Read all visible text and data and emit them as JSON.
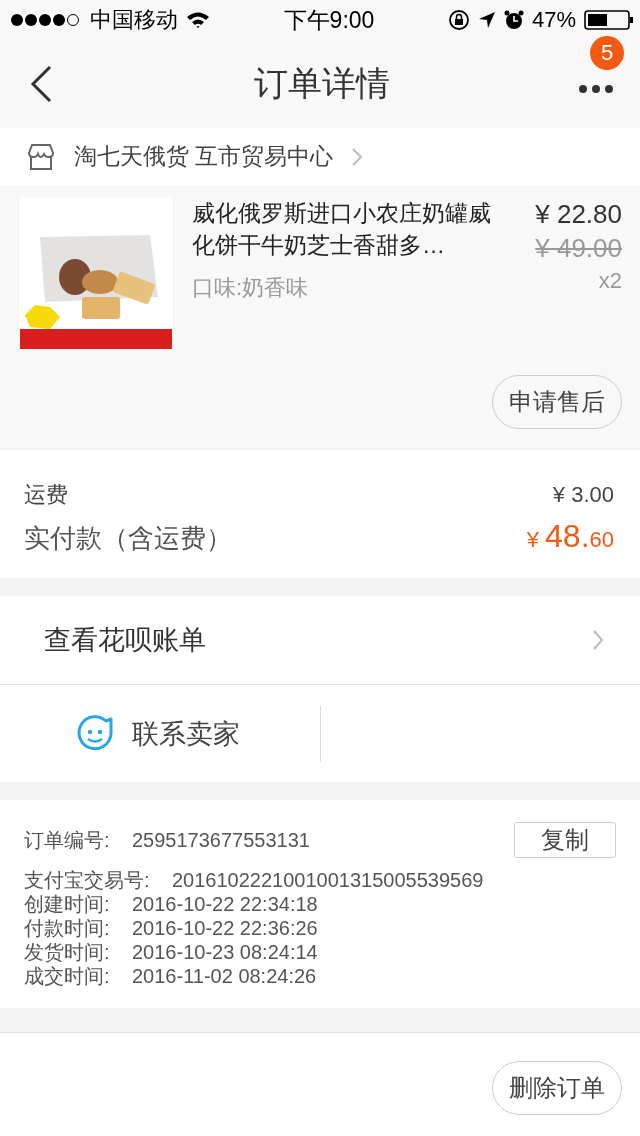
{
  "status_bar": {
    "carrier": "中国移动",
    "time": "下午9:00",
    "battery": "47%"
  },
  "nav": {
    "title": "订单详情",
    "badge": "5"
  },
  "store": {
    "name": "淘七天俄货 互市贸易中心"
  },
  "item": {
    "kind": "picture",
    "title": "威化俄罗斯进口小农庄奶罐威化饼干牛奶芝士香甜多…",
    "variant": "口味:奶香味",
    "price": "¥ 22.80",
    "original_price": "¥ 49.00",
    "quantity": "x2",
    "action": "申请售后"
  },
  "fees": {
    "shipping_label": "运费",
    "shipping": "¥ 3.00",
    "total_label": "实付款（含运费）",
    "total_symbol": "¥",
    "total_integer": "48.",
    "total_decimal": "60"
  },
  "huabei": {
    "label": "查看花呗账单"
  },
  "contact": {
    "label": "联系卖家"
  },
  "order_info": {
    "copy_button": "复制",
    "rows": [
      {
        "label": "订单编号:",
        "value": "2595173677553131"
      },
      {
        "label": "支付宝交易号:",
        "value": "2016102221001001315005539569"
      },
      {
        "label": "创建时间:",
        "value": "2016-10-22 22:34:18"
      },
      {
        "label": "付款时间:",
        "value": "2016-10-22 22:36:26"
      },
      {
        "label": "发货时间:",
        "value": "2016-10-23 08:24:14"
      },
      {
        "label": "成交时间:",
        "value": "2016-11-02 08:24:26"
      }
    ]
  },
  "bottom": {
    "button": "删除订单"
  }
}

※

### GIVEN TASK:
Nothing in the entries above should change when they are printed again, except that the pictures are dropped.

### OUTPUT OF THE TASK:
Read all visible text and data and emit them as JSON.
{
  "status_bar": {
    "carrier": "中国移动",
    "time": "下午9:00",
    "battery": "47%"
  },
  "nav": {
    "title": "订单详情",
    "badge": "5"
  },
  "store": {
    "name": "淘七天俄货 互市贸易中心"
  },
  "item": {
    "kind": "picture",
    "title": "威化俄罗斯进口小农庄奶罐威化饼干牛奶芝士香甜多…",
    "variant": "口味:奶香味",
    "price": "¥ 22.80",
    "original_price": "¥ 49.00",
    "quantity": "x2",
    "action": "申请售后"
  },
  "fees": {
    "shipping_label": "运费",
    "shipping": "¥ 3.00",
    "total_label": "实付款（含运费）",
    "total_symbol": "¥",
    "total_integer": "48.",
    "total_decimal": "60"
  },
  "huabei": {
    "label": "查看花呗账单"
  },
  "contact": {
    "label": "联系卖家"
  },
  "order_info": {
    "copy_button": "复制",
    "rows": [
      {
        "label": "订单编号:",
        "value": "2595173677553131"
      },
      {
        "label": "支付宝交易号:",
        "value": "2016102221001001315005539569"
      },
      {
        "label": "创建时间:",
        "value": "2016-10-22 22:34:18"
      },
      {
        "label": "付款时间:",
        "value": "2016-10-22 22:36:26"
      },
      {
        "label": "发货时间:",
        "value": "2016-10-23 08:24:14"
      },
      {
        "label": "成交时间:",
        "value": "2016-11-02 08:24:26"
      }
    ]
  },
  "bottom": {
    "button": "删除订单"
  }
}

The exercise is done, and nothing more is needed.